→ **THE TASK**
Copy only the lines from the one containing "Give me a plain-text" through the final line of the records below, exactly as written, with no pictures.

→ **MATERIAL FOR THIS TASK**

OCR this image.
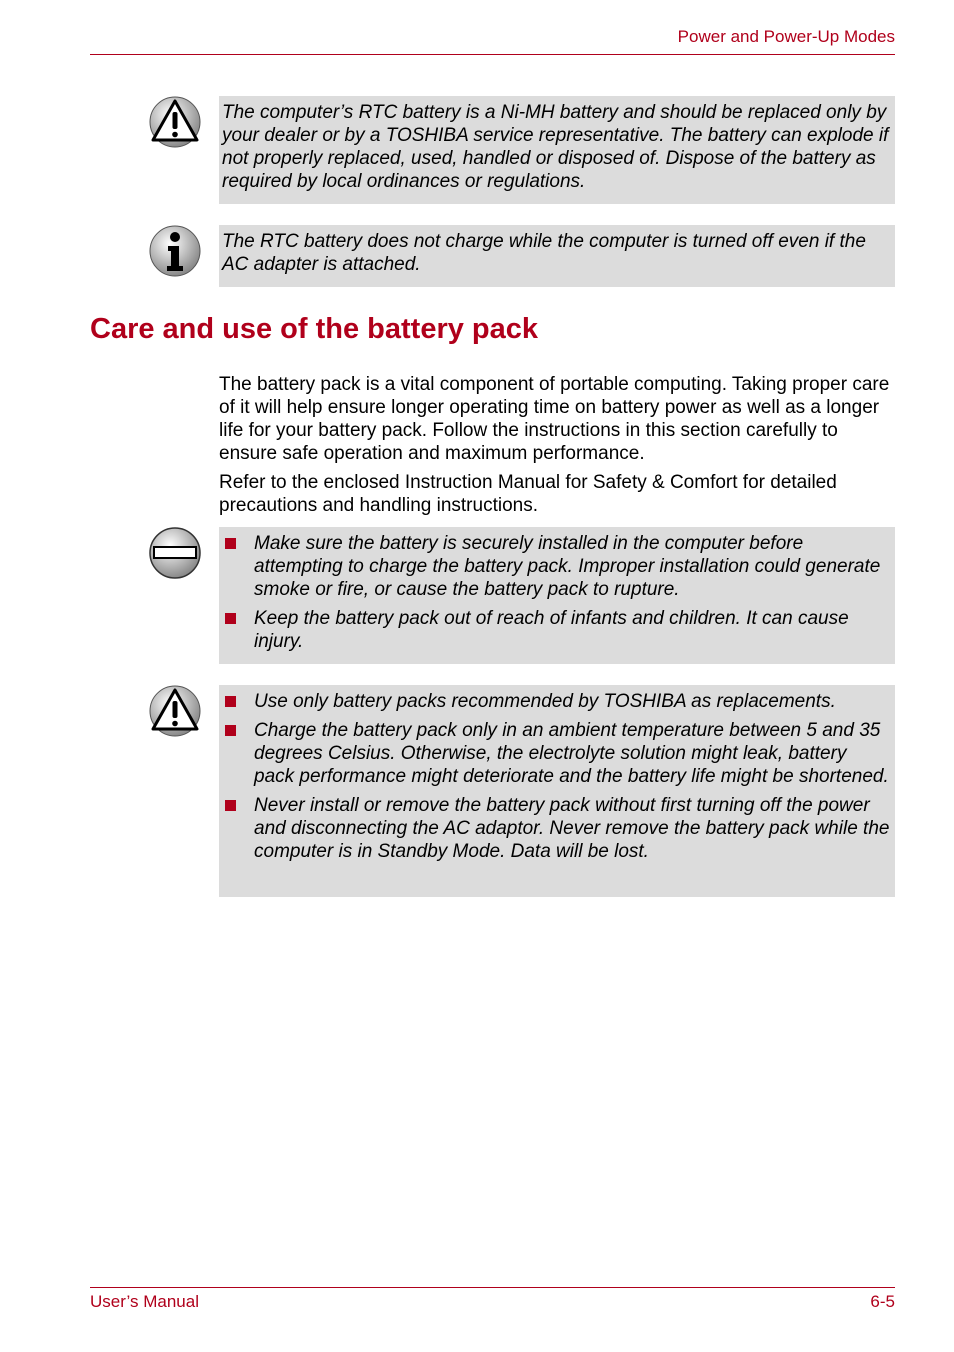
Power and Power-Up Modes
The computer’s RTC battery is a Ni-MH battery and should be replaced only by your dealer or by a TOSHIBA service representative. The battery can explode if not properly replaced, used, handled or disposed of. Dispose of the battery as required by local ordinances or regulations.
The RTC battery does not charge while the computer is turned off even if the AC adapter is attached.
Care and use of the battery pack

The battery pack is a vital component of portable computing. Taking proper care of it will help ensure longer operating time on battery power as well as a longer life for your battery pack. Follow the instructions in this section carefully to ensure safe operation and maximum performance.

Refer to the enclosed Instruction Manual for Safety & Comfort for detailed precautions and handling instructions.

Make sure the battery is securely installed in the computer before attempting to charge the battery pack. Improper installation could generate smoke or fire, or cause the battery pack to rupture.
Keep the battery pack out of reach of infants and children. It can cause injury.
Use only battery packs recommended by TOSHIBA as replacements.
Charge the battery pack only in an ambient temperature between 5 and 35 degrees Celsius. Otherwise, the electrolyte solution might leak, battery pack performance might deteriorate and the battery life might be shortened.
Never install or remove the battery pack without first turning off the power and disconnecting the AC adaptor. Never remove the battery pack while the computer is in Standby Mode. Data will be lost.
User’s Manual	6-5
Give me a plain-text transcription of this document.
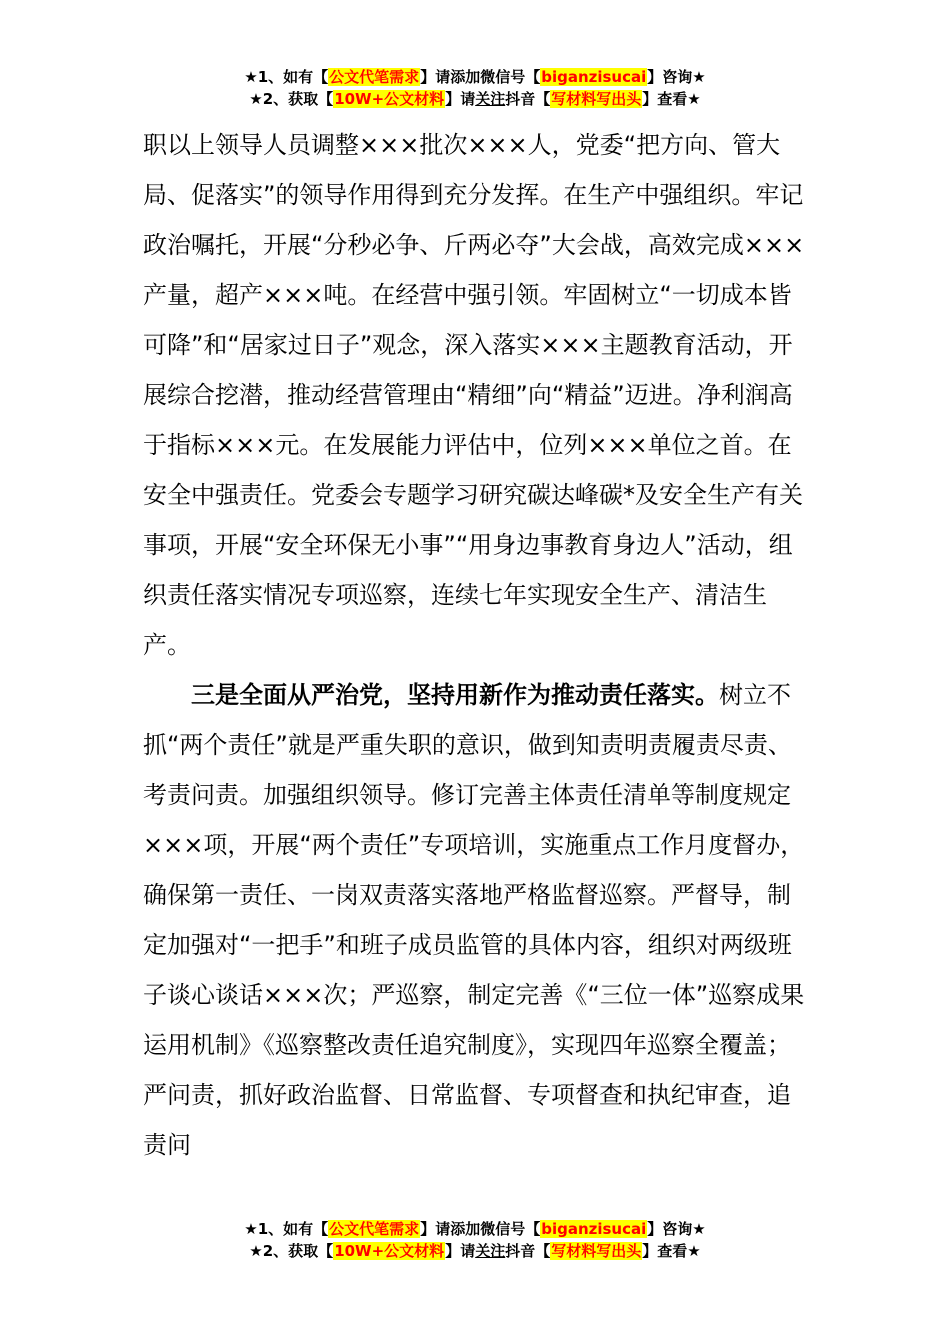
★1、如有【公文代笔需求】请添加微信号【biganzisucai】咨询★
★2、获取【10W+公文材料】请关注抖音【写材料写出头】查看★

职以上领导人员调整×××批次×××人，党委“把方向、管大局、促落实”的领导作用得到充分发挥。在生产中强组织。牢记政治嘱托，开展“分秒必争、斤两必夺”大会战，高效完成×××产量，超产×××吨。在经营中强引领。牢固树立“一切成本皆可降”和“居家过日子”观念，深入落实×××主题教育活动，开展综合挖潜，推动经营管理由“精细”向“精益”迈进。净利润高于指标×××元。在发展能力评估中，位列×××单位之首。在安全中强责任。党委会专题学习研究碳达峰碳*及安全生产有关事项，开展“安全环保无小事”“用身边事教育身边人”活动，组织责任落实情况专项巡察，连续七年实现安全生产、清洁生产。

三是全面从严治党，坚持用新作为推动责任落实。树立不抓“两个责任”就是严重失职的意识，做到知责明责履责尽责、考责问责。加强组织领导。修订完善主体责任清单等制度规定×××项，开展“两个责任”专项培训，实施重点工作月度督办，确保第一责任、一岗双责落实落地严格监督巡察。严督导，制定加强对“一把手”和班子成员监管的具体内容，组织对两级班子谈心谈话×××次；严巡察，制定完善《“三位一体”巡察成果运用机制》《巡察整改责任追究制度》，实现四年巡察全覆盖；严问责，抓好政治监督、日常监督、专项督查和执纪审查，追责问

★1、如有【公文代笔需求】请添加微信号【biganzisucai】咨询★
★2、获取【10W+公文材料】请关注抖音【写材料写出头】查看★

→ **WRITTEN ANSWER**
Give me a plain-text transcription of this document.
★1、如有【公文代笔需求】请添加微信号【biganzisucai】咨询★
★2、获取【10W+公文材料】请关注抖音【写材料写出头】查看★

职以上领导人员调整×××批次×××人，党委“把方向、管大局、促落实”的领导作用得到充分发挥。在生产中强组织。牢记政治嘱托，开展“分秒必争、斤两必夺”大会战，高效完成×××产量，超产×××吨。在经营中强引领。牢固树立“一切成本皆可降”和“居家过日子”观念，深入落实×××主题教育活动，开展综合挖潜，推动经营管理由“精细”向“精益”迈进。净利润高于指标×××元。在发展能力评估中，位列×××单位之首。在安全中强责任。党委会专题学习研究碳达峰碳*及安全生产有关事项，开展“安全环保无小事”“用身边事教育身边人”活动，组织责任落实情况专项巡察，连续七年实现安全生产、清洁生产。

三是全面从严治党，坚持用新作为推动责任落实。树立不抓“两个责任”就是严重失职的意识，做到知责明责履责尽责、考责问责。加强组织领导。修订完善主体责任清单等制度规定×××项，开展“两个责任”专项培训，实施重点工作月度督办，确保第一责任、一岗双责落实落地严格监督巡察。严督导，制定加强对“一把手”和班子成员监管的具体内容，组织对两级班子谈心谈话×××次；严巡察，制定完善《“三位一体”巡察成果运用机制》《巡察整改责任追究制度》，实现四年巡察全覆盖；严问责，抓好政治监督、日常监督、专项督查和执纪审查，追责问

★1、如有【公文代笔需求】请添加微信号【biganzisucai】咨询★
★2、获取【10W+公文材料】请关注抖音【写材料写出头】查看★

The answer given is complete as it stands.